▸ Dataset excerpt:

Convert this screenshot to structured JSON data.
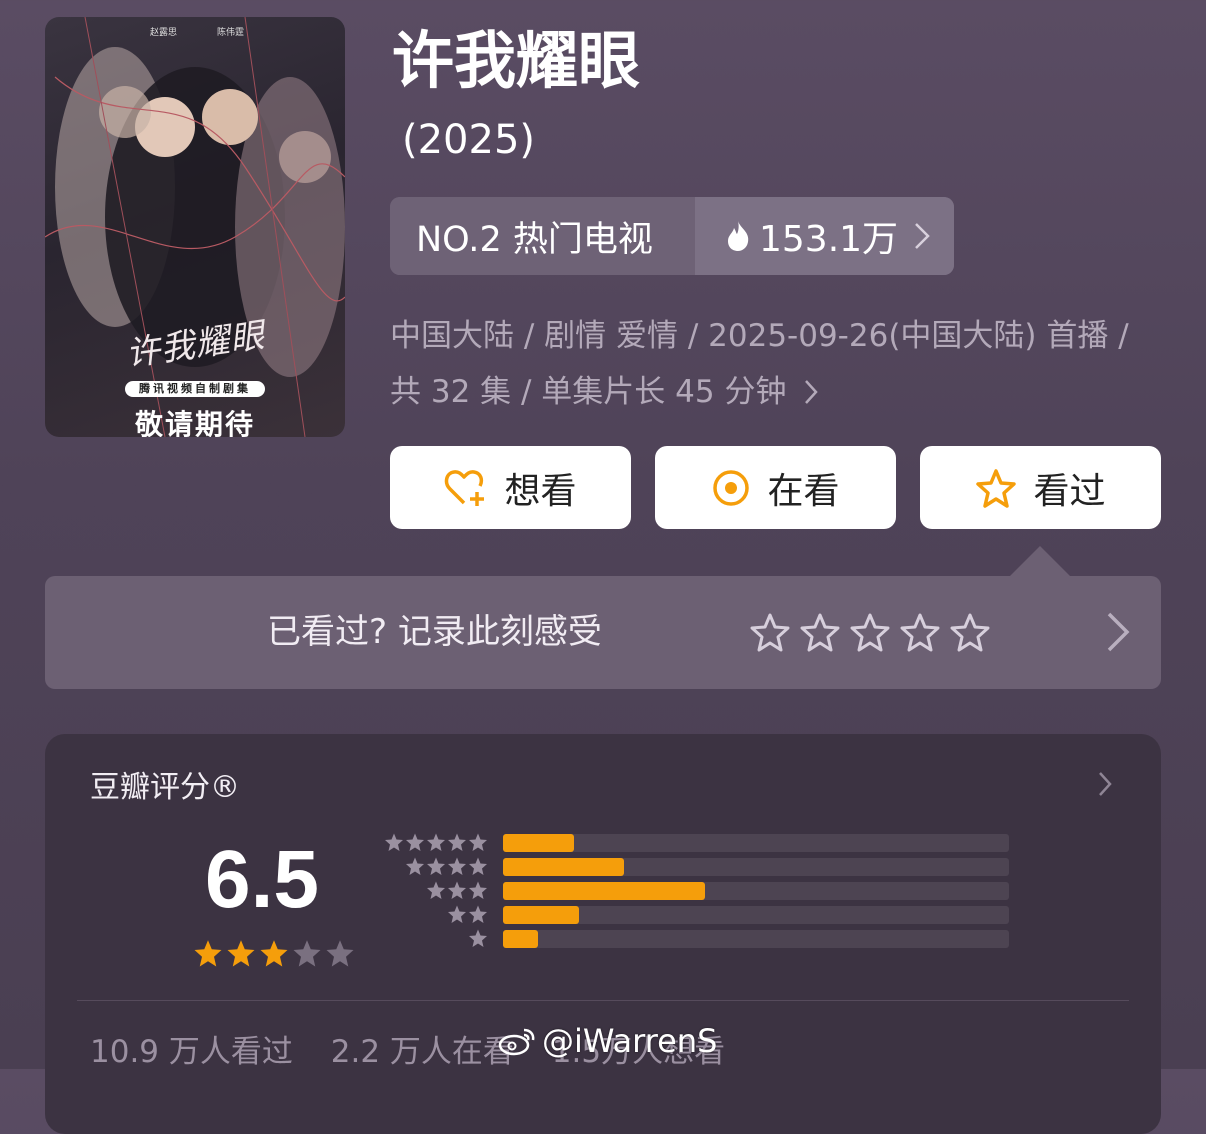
{
  "poster": {
    "cast_left": "赵露思",
    "cast_right": "陈伟霆",
    "title_art": "许我耀眼",
    "badge": "腾讯视频自制剧集",
    "coming_soon": "敬请期待"
  },
  "title": "许我耀眼",
  "year": "(2025)",
  "rank": {
    "label": "NO.2 热门电视",
    "heat": "153.1万",
    "chevron": "›"
  },
  "meta": {
    "line": "中国大陆 / 剧情 爱情 / 2025-09-26(中国大陆) 首播 / 共 32 集 / 单集片长 45 分钟",
    "chevron": "›"
  },
  "buttons": {
    "want": "想看",
    "watching": "在看",
    "watched": "看过"
  },
  "record": {
    "text": "已看过? 记录此刻感受",
    "star_count": 5
  },
  "rating": {
    "label": "豆瓣评分®",
    "score": "6.5",
    "stars_filled": 3,
    "stars_total": 5,
    "distribution": [
      {
        "stars": 5,
        "fraction": 0.14
      },
      {
        "stars": 4,
        "fraction": 0.24
      },
      {
        "stars": 3,
        "fraction": 0.4
      },
      {
        "stars": 2,
        "fraction": 0.15
      },
      {
        "stars": 1,
        "fraction": 0.07
      }
    ],
    "footer": [
      "10.9 万人看过",
      "2.2 万人在看",
      "1.5万人想看"
    ]
  },
  "watermark": "@iWarrenS",
  "colors": {
    "accent": "#f59e0b",
    "background": "#534659",
    "card": "#3c3342"
  }
}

▸ Request:
Whichever lines contain the string "fraction", select and copy them.

▸ The solution:
        "fraction": 0.14
        "fraction": 0.24
        "fraction": 0.4
        "fraction": 0.15
        "fraction": 0.07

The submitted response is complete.